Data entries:

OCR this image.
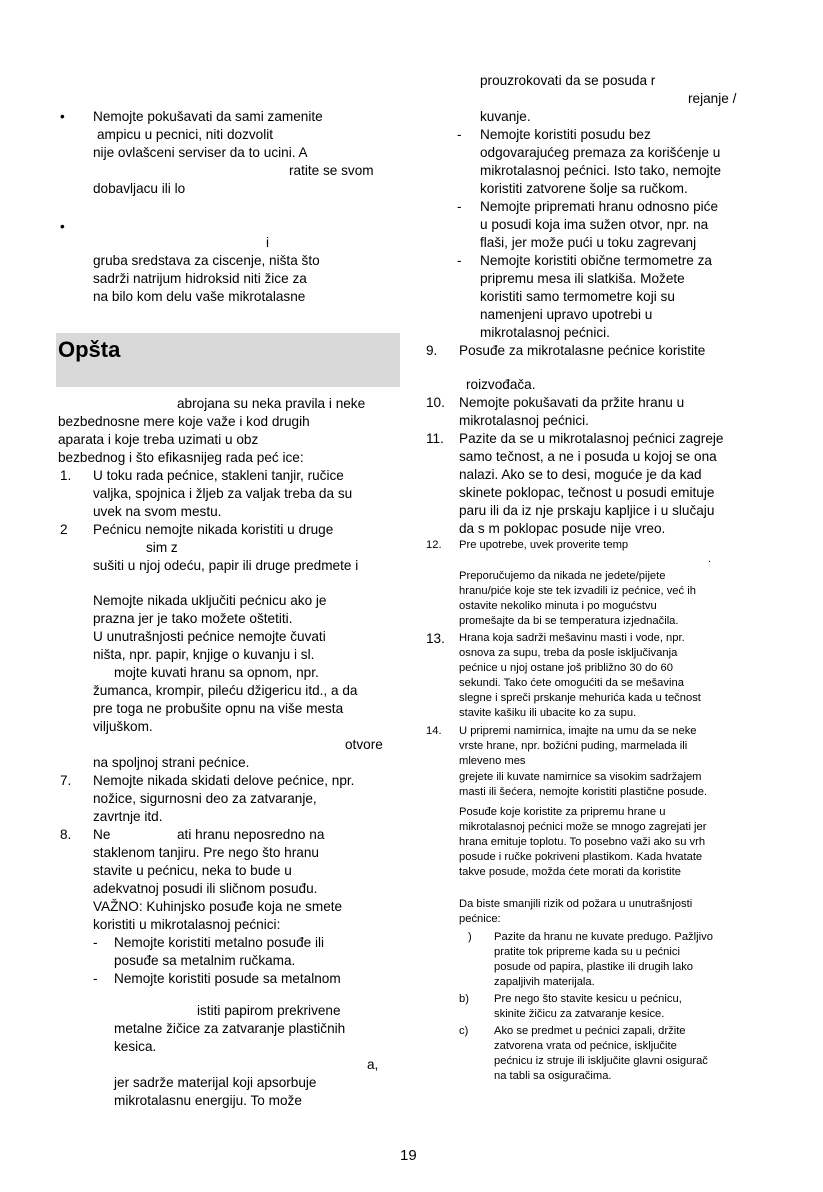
Opšta
• Nemojte pokušavati da sami zamenite
ampicu u pecnici, niti dozvolit
nije ovlašceni serviser da to ucini. A
ratite se svom
dobavljacu ili lo
•
i
gruba sredstava za ciscenje, ništa što
sadrži natrijum hidroksid niti žice za
na bilo kom delu vaše mikrotalasne
abrojana su neka pravila i neke
bezbednosne mere koje važe i kod drugih
aparata i koje treba uzimati u obz
bezbednog i što efikasnijeg rada peć ice:
1. U toku rada pećnice, stakleni tanjir, ručice
valjka, spojnica i žljeb za valjak treba da su
uvek na svom mestu.
2 Pećnicu nemojte nikada koristiti u druge
sim z
sušiti u njoj odeću, papir ili druge predmete i
Nemojte nikada uključiti pećnicu ako je
prazna jer je tako možete oštetiti.
U unutrašnjosti pećnice nemojte čuvati
ništa, npr. papir, knjige o kuvanju i sl.
mojte kuvati hranu sa opnom, npr.
žumanca, krompir, pileću džigericu itd., a da
pre toga ne probušite opnu na više mesta
viljuškom.
otvore
na spoljnoj strani pećnice.
7. Nemojte nikada skidati delove pećnice, npr.
nožice, sigurnosni deo za zatvaranje,
zavrtnje itd.
8. Ne	ati hranu neposredno na
staklenom tanjiru. Pre nego što hranu
stavite u pećnicu, neka to bude u
adekvatnoj posudi ili sličnom posuđu.
VAŽNO: Kuhinjsko posuđe koja ne smete
koristiti u mikrotalasnoj pećnici:
- Nemojte koristiti metalno posuđe ili
posuđe sa metalnim ručkama.
- Nemojte koristiti posude sa metalnom
istiti papirom prekrivene
metalne žičice za zatvaranje plastičnih
kesica.
a,
jer sadrže materijal koji apsorbuje
mikrotalasnu energiju. To može
prouzrokovati da se posuda r
rejanje /
kuvanje.
- Nemojte koristiti posudu bez
odgovarajućeg premaza za korišćenje u
mikrotalasnoj pećnici. Isto tako, nemojte
koristiti zatvorene šolje sa ručkom.
- Nemojte pripremati hranu odnosno piće
u posudi koja ima sužen otvor, npr. na
flaši, jer može pući u toku zagrevanj
- Nemojte koristiti obične termometre za
pripremu mesa ili slatkiša. Možete
koristiti samo termometre koji su
namenjeni upravo upotrebi u
mikrotalasnoj pećnici.
9. Posuđe za mikrotalasne pećnice koristite
roizvođača.
10. Nemojte pokušavati da pržite hranu u
mikrotalasnoj pećnici.
11. Pazite da se u mikrotalasnoj pećnici zagreje
samo tečnost, a ne i posuda u kojoj se ona
nalazi. Ako se to desi, moguće je da kad
skinete poklopac, tečnost u posudi emituje
paru ili da iz nje prskaju kapljice i u slučaju
da s m poklopac posude nije vreo.
12. Pre upotrebe, uvek proverite temp
.
Preporučujemo da nikada ne jedete/pijete
hranu/piće koje ste tek izvadili iz pećnice, već ih
ostavite nekoliko minuta i po mogućstvu
promešajte da bi se temperatura izjednačila.
13. Hrana koja sadrži mešavinu masti i vode, npr.
osnova za supu, treba da posle isključivanja
pećnice u njoj ostane još približno 30 do 60
sekundi. Tako ćete omogućiti da se mešavina
slegne i spreči prskanje mehurića kada u tečnost
stavite kašiku ili ubacite ko za supu.
14. U pripremi namirnica, imajte na umu da se neke
vrste hrane, npr. božićni puding, marmelada ili
mleveno mes
grejete ili kuvate namirnice sa visokim sadržajem
masti ili šećera, nemojte koristiti plastične posude.
Posuđe koje koristite za pripremu hrane u
mikrotalasnoj pećnici može se mnogo zagrejati jer
hrana emituje toplotu. To posebno važi ako su vrh
posude i ručke pokriveni plastikom. Kada hvatate
takve posude, možda ćete morati da koristite
Da biste smanjili rizik od požara u unutrašnjosti
pećnice:
) Pazite da hranu ne kuvate predugo. Pažljivo
pratite tok pripreme kada su u pećnici
posude od papira, plastike ili drugih lako
zapaljivih materijala.
b) Pre nego što stavite kesicu u pećnicu,
skinite žičicu za zatvaranje kesice.
c) Ako se predmet u pećnici zapali, držite
zatvorena vrata od pećnice, isključite
pećnicu iz struje ili isključite glavni osigurač
na tabli sa osiguračima.
19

[WHAT IS EXPECTED] Copy out all lines where the word "Pazite" appears.

[EXERCISE RESULT]
11. Pazite da se u mikrotalasnoj pećnici zagreje
) Pazite da hranu ne kuvate predugo. Pažljivo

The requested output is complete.